THE EXERCISE:
Tally up the lines carrying the string "RESTART" and respond with only the resulting number.

INFORMATION SUPPLIED:
BEGIN
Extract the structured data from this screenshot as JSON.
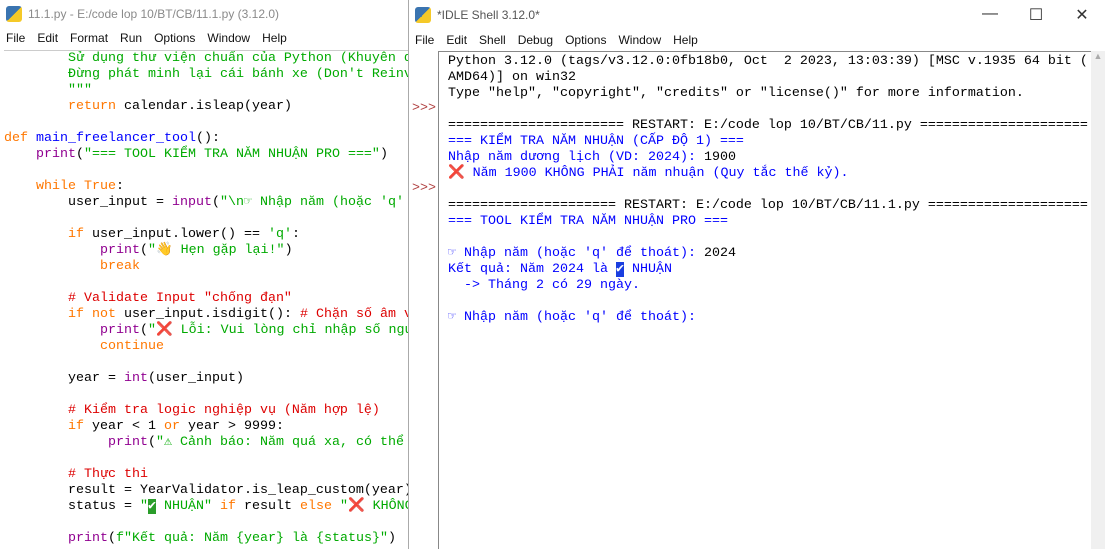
{
  "editor": {
    "title": "11.1.py - E:/code lop 10/BT/CB/11.1.py (3.12.0)",
    "menu": [
      "File",
      "Edit",
      "Format",
      "Run",
      "Options",
      "Window",
      "Help"
    ],
    "lines": [
      [
        [
          "        Sử dụng thư viện chuẩn của Python (Khuyên dùng",
          "st"
        ]
      ],
      [
        [
          "        Đừng phát minh lại cái bánh xe (Don't Reinvent",
          "st"
        ]
      ],
      [
        [
          "        \"\"\"",
          "st"
        ]
      ],
      [
        [
          "        ",
          "tx"
        ],
        [
          "return",
          "kw"
        ],
        [
          " calendar.isleap(year)",
          "tx"
        ]
      ],
      [],
      [
        [
          "def ",
          "kw"
        ],
        [
          "main_freelancer_tool",
          "df"
        ],
        [
          "():",
          "tx"
        ]
      ],
      [
        [
          "    ",
          "tx"
        ],
        [
          "print",
          "bi"
        ],
        [
          "(",
          "tx"
        ],
        [
          "\"=== TOOL KIỂM TRA NĂM NHUẬN PRO ===\"",
          "st"
        ],
        [
          ")",
          "tx"
        ]
      ],
      [],
      [
        [
          "    ",
          "tx"
        ],
        [
          "while True",
          "kw"
        ],
        [
          ":",
          "tx"
        ]
      ],
      [
        [
          "        user_input = ",
          "tx"
        ],
        [
          "input",
          "bi"
        ],
        [
          "(",
          "tx"
        ],
        [
          "\"\\n☞ Nhập năm (hoặc 'q' để thoát): \"",
          "st"
        ]
      ],
      [],
      [
        [
          "        ",
          "tx"
        ],
        [
          "if",
          "kw"
        ],
        [
          " user_input.lower() == ",
          "tx"
        ],
        [
          "'q'",
          "st"
        ],
        [
          ":",
          "tx"
        ]
      ],
      [
        [
          "            ",
          "tx"
        ],
        [
          "print",
          "bi"
        ],
        [
          "(",
          "tx"
        ],
        [
          "\"👋 Hẹn gặp lại!\"",
          "st"
        ],
        [
          ")",
          "tx"
        ]
      ],
      [
        [
          "            ",
          "tx"
        ],
        [
          "break",
          "kw"
        ]
      ],
      [],
      [
        [
          "        # Validate Input \"chống đạn\"",
          "cm"
        ]
      ],
      [
        [
          "        ",
          "tx"
        ],
        [
          "if not",
          "kw"
        ],
        [
          " user_input.isdigit(): ",
          "tx"
        ],
        [
          "# Chặn số âm và chữ",
          "cm"
        ]
      ],
      [
        [
          "            ",
          "tx"
        ],
        [
          "print",
          "bi"
        ],
        [
          "(",
          "tx"
        ],
        [
          "\"❌ Lỗi: Vui lòng chỉ nhập số nguyên dương!\"",
          "st"
        ]
      ],
      [
        [
          "            ",
          "tx"
        ],
        [
          "continue",
          "kw"
        ]
      ],
      [],
      [
        [
          "        year = ",
          "tx"
        ],
        [
          "int",
          "bi"
        ],
        [
          "(user_input)",
          "tx"
        ]
      ],
      [],
      [
        [
          "        # Kiểm tra logic nghiệp vụ (Năm hợp lệ)",
          "cm"
        ]
      ],
      [
        [
          "        ",
          "tx"
        ],
        [
          "if",
          "kw"
        ],
        [
          " year < 1 ",
          "tx"
        ],
        [
          "or",
          "kw"
        ],
        [
          " year > 9999:",
          "tx"
        ]
      ],
      [
        [
          "             ",
          "tx"
        ],
        [
          "print",
          "bi"
        ],
        [
          "(",
          "tx"
        ],
        [
          "\"⚠ Cảnh báo: Năm quá xa, có thể không chính xác\"",
          "st"
        ]
      ],
      [],
      [
        [
          "        # Thực thi",
          "cm"
        ]
      ],
      [
        [
          "        result = YearValidator.is_leap_custom(year)",
          "tx"
        ]
      ],
      [
        [
          "        status = ",
          "tx"
        ],
        [
          "\"",
          "st"
        ],
        [
          "✔",
          "ok"
        ],
        [
          " NHUẬN\"",
          "st"
        ],
        [
          " if",
          "kw"
        ],
        [
          " result ",
          "tx"
        ],
        [
          "else",
          "kw"
        ],
        [
          " \"❌ KHÔNG NHUẬN\"",
          "st"
        ]
      ],
      [],
      [
        [
          "        ",
          "tx"
        ],
        [
          "print",
          "bi"
        ],
        [
          "(",
          "tx"
        ],
        [
          "f\"Kết quả: Năm {year} là {status}\"",
          "st"
        ],
        [
          ")",
          "tx"
        ]
      ]
    ]
  },
  "shell": {
    "title": "*IDLE Shell 3.12.0*",
    "menu": [
      "File",
      "Edit",
      "Shell",
      "Debug",
      "Options",
      "Window",
      "Help"
    ],
    "window_controls": [
      "—",
      "☐",
      "✕"
    ],
    "prompts": [
      "",
      "",
      "",
      ">>>",
      "",
      "",
      "",
      "",
      ">>>"
    ],
    "scroll_arrow": "▲",
    "lines": [
      [
        [
          "Python 3.12.0 (tags/v3.12.0:0fb18b0, Oct  2 2023, 13:03:39) [MSC v.1935 64 bit (",
          "tx"
        ]
      ],
      [
        [
          "AMD64)] on win32",
          "tx"
        ]
      ],
      [
        [
          "Type \"help\", \"copyright\", \"credits\" or \"license()\" for more information.",
          "tx"
        ]
      ],
      [],
      [
        [
          "====================== RESTART: E:/code lop 10/BT/CB/11.py =====================",
          "tx"
        ]
      ],
      [
        [
          "=== KIỂM TRA NĂM NHUẬN (CẤP ĐỘ 1) ===",
          "out"
        ]
      ],
      [
        [
          "Nhập năm dương lịch (VD: 2024): ",
          "out"
        ],
        [
          "1900",
          "tx"
        ]
      ],
      [
        [
          "❌ Năm 1900 KHÔNG PHẢI năm nhuận (Quy tắc thế kỷ).",
          "out"
        ]
      ],
      [],
      [
        [
          "===================== RESTART: E:/code lop 10/BT/CB/11.1.py ====================",
          "tx"
        ]
      ],
      [
        [
          "=== TOOL KIỂM TRA NĂM NHUẬN PRO ===",
          "out"
        ]
      ],
      [],
      [
        [
          "☞ Nhập năm (hoặc 'q' để thoát): ",
          "out"
        ],
        [
          "2024",
          "tx"
        ]
      ],
      [
        [
          "Kết quả: Năm 2024 là ",
          "out"
        ],
        [
          "✔",
          "okb"
        ],
        [
          " NHUẬN",
          "out"
        ]
      ],
      [
        [
          "  -> Tháng 2 có 29 ngày.",
          "out"
        ]
      ],
      [],
      [
        [
          "☞ Nhập năm (hoặc 'q' để thoát): ",
          "out"
        ]
      ]
    ]
  }
}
END
SOLUTION:
2